→ What you should do
Transcribe all of the material exactly. Any picture in it should be left out.

→ Records from a collection of figures
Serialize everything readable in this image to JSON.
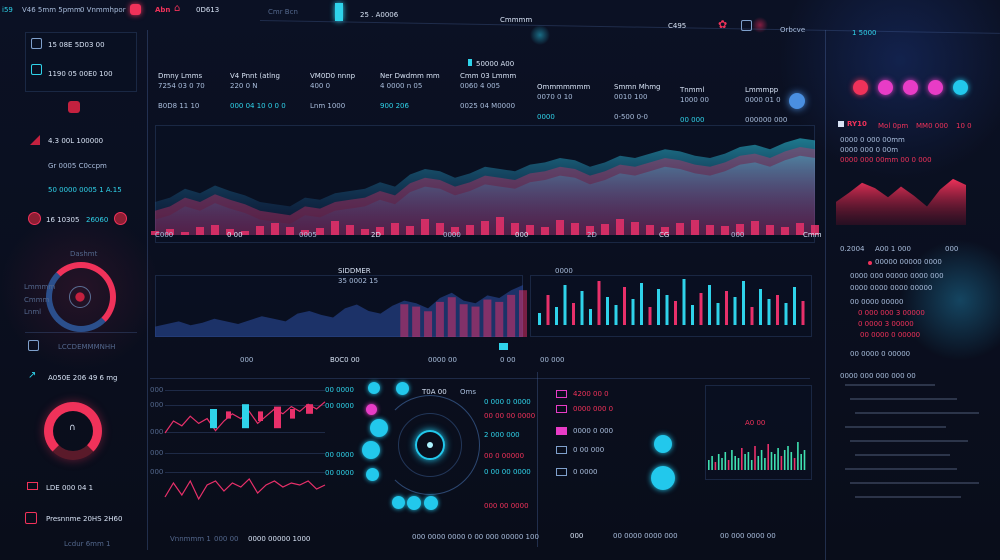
{
  "topbar": {
    "items": [
      "i59",
      "V46 5mm 5pmm",
      "0 Vnmmhpor",
      "Abn",
      "0D613",
      "Cmr Bcn",
      "25 . A0006",
      "Cmmmm",
      "C495",
      "Orbcve",
      "1 5000"
    ],
    "accent": "#f0325a"
  },
  "sidebar": {
    "rows": [
      "15 08E 5D03 00",
      "1190 05  00E0 100",
      "4.3 00L 100000",
      "Gr 0005  C0ccpm",
      "50 0000 0005 1 A.15",
      "16 10305",
      "26060",
      "Dashmt",
      "Lmmmm",
      "Cmmm",
      "Lnml",
      "LCCDEMMMNHH",
      "A050E 206 49 6 mg",
      "LDE 000 04 1",
      "Presnnme 20HS 2H60",
      "Lcdur 6mm 1"
    ]
  },
  "header": {
    "tab_label": "50000 A00",
    "metrics": [
      {
        "title": "Dmny Lmms",
        "value": "7254 03 0 70",
        "sub": "B0D8 11 10"
      },
      {
        "title": "V4 Pnnt (atlng",
        "value": "220 0 N",
        "sub": "000 04  10 0 0 0"
      },
      {
        "title": "VM0D0 nnnp",
        "value": "400 0",
        "sub": "Lnm 1000"
      },
      {
        "title": "Ner Dwdmm mm",
        "value": "4 0000 n 05",
        "sub": "900 206"
      },
      {
        "title": "Cmm 03 Lmmm",
        "value": "0060 4 005",
        "sub": "0025 04  M0000"
      },
      {
        "title": "Ommmmmmm",
        "value": "0070 0 10",
        "sub": "0000"
      },
      {
        "title": "Smmn Mhmg",
        "value": "0010 100",
        "sub": "0-500 0-0"
      },
      {
        "title": "Tnmml",
        "value": "1000 00",
        "sub": "00 000"
      },
      {
        "title": "Lmmmpp",
        "value": "0000 01 0",
        "sub": "000000 000"
      }
    ]
  },
  "main_chart": {
    "x_labels": [
      "C000",
      "0 00",
      "0005",
      "2D",
      "0000",
      "000",
      "2D",
      "CG",
      "000",
      "Cmm"
    ],
    "area": [
      30,
      34,
      42,
      38,
      45,
      40,
      36,
      30,
      28,
      26,
      34,
      32,
      38,
      40,
      42,
      48,
      44,
      55,
      60,
      58,
      52,
      56,
      62,
      60,
      58,
      64,
      66,
      70,
      68,
      62,
      66,
      72,
      70,
      74,
      78,
      76,
      72,
      70,
      74,
      80,
      82,
      78,
      84,
      88,
      86
    ],
    "bars": [
      4,
      6,
      3,
      8,
      10,
      6,
      4,
      9,
      12,
      8,
      5,
      7,
      14,
      10,
      6,
      8,
      12,
      9,
      16,
      12,
      8,
      10,
      14,
      18,
      12,
      10,
      8,
      15,
      12,
      9,
      11,
      16,
      13,
      10,
      8,
      12,
      15,
      10,
      9,
      11,
      14,
      10,
      8,
      12,
      10
    ],
    "colors": {
      "cyan": "#2fd3ea",
      "magenta": "#e8306a"
    }
  },
  "mid_left": {
    "title": "SIDDMER",
    "sub": "35 0002 15",
    "series": [
      8,
      10,
      12,
      9,
      11,
      14,
      12,
      10,
      13,
      16,
      14,
      12,
      18,
      20,
      17,
      15,
      22,
      25,
      20,
      18,
      24,
      28,
      26,
      22,
      30,
      34,
      28,
      26,
      32,
      30,
      36,
      40
    ]
  },
  "mid_right": {
    "title": "0000",
    "bars": [
      12,
      30,
      18,
      40,
      22,
      34,
      16,
      44,
      28,
      20,
      38,
      26,
      42,
      18,
      36,
      30,
      24,
      46,
      20,
      32,
      40,
      22,
      34,
      28,
      44,
      18,
      36,
      26,
      30,
      22,
      38,
      24
    ]
  },
  "toolbar": {
    "items": [
      "000",
      "B0C0 00",
      "0000 00",
      "0 00",
      "00 000"
    ]
  },
  "bottom_left": {
    "axis": [
      "000",
      "000",
      "000",
      "000",
      "000"
    ],
    "tags": [
      "00 0000",
      "00 0000",
      "00 0000",
      "00 0000"
    ],
    "line1": [
      10,
      20,
      16,
      24,
      18,
      22,
      12,
      20,
      26,
      22,
      28,
      18,
      24,
      30,
      26,
      32,
      28,
      34,
      30,
      36
    ],
    "line2": [
      8,
      22,
      10,
      24,
      6,
      20,
      24,
      14,
      22,
      18,
      26,
      12,
      20,
      24,
      18,
      22,
      20,
      24,
      16,
      20
    ],
    "candles": [
      [
        14,
        30
      ],
      [
        22,
        28
      ],
      [
        14,
        34
      ],
      [
        20,
        28
      ],
      [
        14,
        32
      ],
      [
        22,
        30
      ],
      [
        26,
        34
      ]
    ],
    "footer": [
      "Vnnmmm 1",
      "000 00",
      "0000 00000 1000"
    ]
  },
  "radar": {
    "title": "T0A 00",
    "label": "Oms",
    "items": [
      "0 000 0 0000",
      "00 00 00 0000",
      "2 000 000",
      "00 0 00000",
      "0 00 00 0000",
      "000 00 0000"
    ],
    "footer": "000 0000 0000 0 00 000 00000 100"
  },
  "bottom_right": {
    "legend": [
      "4200 00 0",
      "0000 000 0",
      "0000 0 000",
      "0 00 000",
      "0 0000"
    ],
    "title": "A0 00",
    "footer": [
      "000",
      "00 0000 0000 000",
      "00 000 0000 00"
    ],
    "bars": [
      10,
      14,
      8,
      16,
      12,
      18,
      10,
      20,
      14,
      12,
      22,
      16,
      18,
      10,
      24,
      14,
      20,
      12,
      26,
      18,
      16,
      22,
      14,
      20,
      24,
      18,
      12,
      28,
      16,
      20
    ]
  },
  "right_panel": {
    "title": "RY10",
    "headers": [
      "Mol 0pm",
      "MM0 000",
      "10 0"
    ],
    "rows": [
      "0000  0 000 00mm",
      "0000  000 0 00m",
      "0000  000 00mm  00 0 000"
    ],
    "area": [
      30,
      42,
      55,
      48,
      36,
      50,
      38,
      24,
      46,
      60,
      52
    ],
    "stats": [
      "0.2004",
      "A00 1 000",
      "000",
      "00000 00000 0000",
      "0000 000 00000 0000 000",
      "0000 0000 0000 00000",
      "00 0000 00000",
      "0 000 000 3 00000",
      "00 0000 0 00000",
      "0 0000 3 00000",
      "00 0000 0 00000",
      "0000 000 000 000 00"
    ],
    "dot_colors": [
      "#f0325a",
      "#e83cc6",
      "#e83cc6",
      "#e83cc6",
      "#22c8ec"
    ]
  }
}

→ Task response
Serialize everything readable in this image to JSON.
{
  "topbar": {
    "items": [
      "i59",
      "V46 5mm 5pmm",
      "0 Vnmmhpor",
      "Abn",
      "0D613",
      "Cmr Bcn",
      "25 . A0006",
      "Cmmmm",
      "C495",
      "Orbcve",
      "1 5000"
    ],
    "accent": "#f0325a"
  },
  "sidebar": {
    "rows": [
      "15 08E 5D03 00",
      "1190 05  00E0 100",
      "4.3 00L 100000",
      "Gr 0005  C0ccpm",
      "50 0000 0005 1 A.15",
      "16 10305",
      "26060",
      "Dashmt",
      "Lmmmm",
      "Cmmm",
      "Lnml",
      "LCCDEMMMNHH",
      "A050E 206 49 6 mg",
      "LDE 000 04 1",
      "Presnnme 20HS 2H60",
      "Lcdur 6mm 1"
    ]
  },
  "header": {
    "tab_label": "50000 A00",
    "metrics": [
      {
        "title": "Dmny Lmms",
        "value": "7254 03 0 70",
        "sub": "B0D8 11 10"
      },
      {
        "title": "V4 Pnnt (atlng",
        "value": "220 0 N",
        "sub": "000 04  10 0 0 0"
      },
      {
        "title": "VM0D0 nnnp",
        "value": "400 0",
        "sub": "Lnm 1000"
      },
      {
        "title": "Ner Dwdmm mm",
        "value": "4 0000 n 05",
        "sub": "900 206"
      },
      {
        "title": "Cmm 03 Lmmm",
        "value": "0060 4 005",
        "sub": "0025 04  M0000"
      },
      {
        "title": "Ommmmmmm",
        "value": "0070 0 10",
        "sub": "0000"
      },
      {
        "title": "Smmn Mhmg",
        "value": "0010 100",
        "sub": "0-500 0-0"
      },
      {
        "title": "Tnmml",
        "value": "1000 00",
        "sub": "00 000"
      },
      {
        "title": "Lmmmpp",
        "value": "0000 01 0",
        "sub": "000000 000"
      }
    ]
  },
  "main_chart": {
    "x_labels": [
      "C000",
      "0 00",
      "0005",
      "2D",
      "0000",
      "000",
      "2D",
      "CG",
      "000",
      "Cmm"
    ],
    "area": [
      30,
      34,
      42,
      38,
      45,
      40,
      36,
      30,
      28,
      26,
      34,
      32,
      38,
      40,
      42,
      48,
      44,
      55,
      60,
      58,
      52,
      56,
      62,
      60,
      58,
      64,
      66,
      70,
      68,
      62,
      66,
      72,
      70,
      74,
      78,
      76,
      72,
      70,
      74,
      80,
      82,
      78,
      84,
      88,
      86
    ],
    "bars": [
      4,
      6,
      3,
      8,
      10,
      6,
      4,
      9,
      12,
      8,
      5,
      7,
      14,
      10,
      6,
      8,
      12,
      9,
      16,
      12,
      8,
      10,
      14,
      18,
      12,
      10,
      8,
      15,
      12,
      9,
      11,
      16,
      13,
      10,
      8,
      12,
      15,
      10,
      9,
      11,
      14,
      10,
      8,
      12,
      10
    ],
    "colors": {
      "cyan": "#2fd3ea",
      "magenta": "#e8306a"
    }
  },
  "mid_left": {
    "title": "SIDDMER",
    "sub": "35 0002 15",
    "series": [
      8,
      10,
      12,
      9,
      11,
      14,
      12,
      10,
      13,
      16,
      14,
      12,
      18,
      20,
      17,
      15,
      22,
      25,
      20,
      18,
      24,
      28,
      26,
      22,
      30,
      34,
      28,
      26,
      32,
      30,
      36,
      40
    ]
  },
  "mid_right": {
    "title": "0000",
    "bars": [
      12,
      30,
      18,
      40,
      22,
      34,
      16,
      44,
      28,
      20,
      38,
      26,
      42,
      18,
      36,
      30,
      24,
      46,
      20,
      32,
      40,
      22,
      34,
      28,
      44,
      18,
      36,
      26,
      30,
      22,
      38,
      24
    ]
  },
  "toolbar": {
    "items": [
      "000",
      "B0C0 00",
      "0000 00",
      "0 00",
      "00 000"
    ]
  },
  "bottom_left": {
    "axis": [
      "000",
      "000",
      "000",
      "000",
      "000"
    ],
    "tags": [
      "00 0000",
      "00 0000",
      "00 0000",
      "00 0000"
    ],
    "line1": [
      10,
      20,
      16,
      24,
      18,
      22,
      12,
      20,
      26,
      22,
      28,
      18,
      24,
      30,
      26,
      32,
      28,
      34,
      30,
      36
    ],
    "line2": [
      8,
      22,
      10,
      24,
      6,
      20,
      24,
      14,
      22,
      18,
      26,
      12,
      20,
      24,
      18,
      22,
      20,
      24,
      16,
      20
    ],
    "candles": [
      [
        14,
        30
      ],
      [
        22,
        28
      ],
      [
        14,
        34
      ],
      [
        20,
        28
      ],
      [
        14,
        32
      ],
      [
        22,
        30
      ],
      [
        26,
        34
      ]
    ],
    "footer": [
      "Vnnmmm 1",
      "000 00",
      "0000 00000 1000"
    ]
  },
  "radar": {
    "title": "T0A 00",
    "label": "Oms",
    "items": [
      "0 000 0 0000",
      "00 00 00 0000",
      "2 000 000",
      "00 0 00000",
      "0 00 00 0000",
      "000 00 0000"
    ],
    "footer": "000 0000 0000 0 00 000 00000 100"
  },
  "bottom_right": {
    "legend": [
      "4200 00 0",
      "0000 000 0",
      "0000 0 000",
      "0 00 000",
      "0 0000"
    ],
    "title": "A0 00",
    "footer": [
      "000",
      "00 0000 0000 000",
      "00 000 0000 00"
    ],
    "bars": [
      10,
      14,
      8,
      16,
      12,
      18,
      10,
      20,
      14,
      12,
      22,
      16,
      18,
      10,
      24,
      14,
      20,
      12,
      26,
      18,
      16,
      22,
      14,
      20,
      24,
      18,
      12,
      28,
      16,
      20
    ]
  },
  "right_panel": {
    "title": "RY10",
    "headers": [
      "Mol 0pm",
      "MM0 000",
      "10 0"
    ],
    "rows": [
      "0000  0 000 00mm",
      "0000  000 0 00m",
      "0000  000 00mm  00 0 000"
    ],
    "area": [
      30,
      42,
      55,
      48,
      36,
      50,
      38,
      24,
      46,
      60,
      52
    ],
    "stats": [
      "0.2004",
      "A00 1 000",
      "000",
      "00000 00000 0000",
      "0000 000 00000 0000 000",
      "0000 0000 0000 00000",
      "00 0000 00000",
      "0 000 000 3 00000",
      "00 0000 0 00000",
      "0 0000 3 00000",
      "00 0000 0 00000",
      "0000 000 000 000 00"
    ],
    "dot_colors": [
      "#f0325a",
      "#e83cc6",
      "#e83cc6",
      "#e83cc6",
      "#22c8ec"
    ]
  }
}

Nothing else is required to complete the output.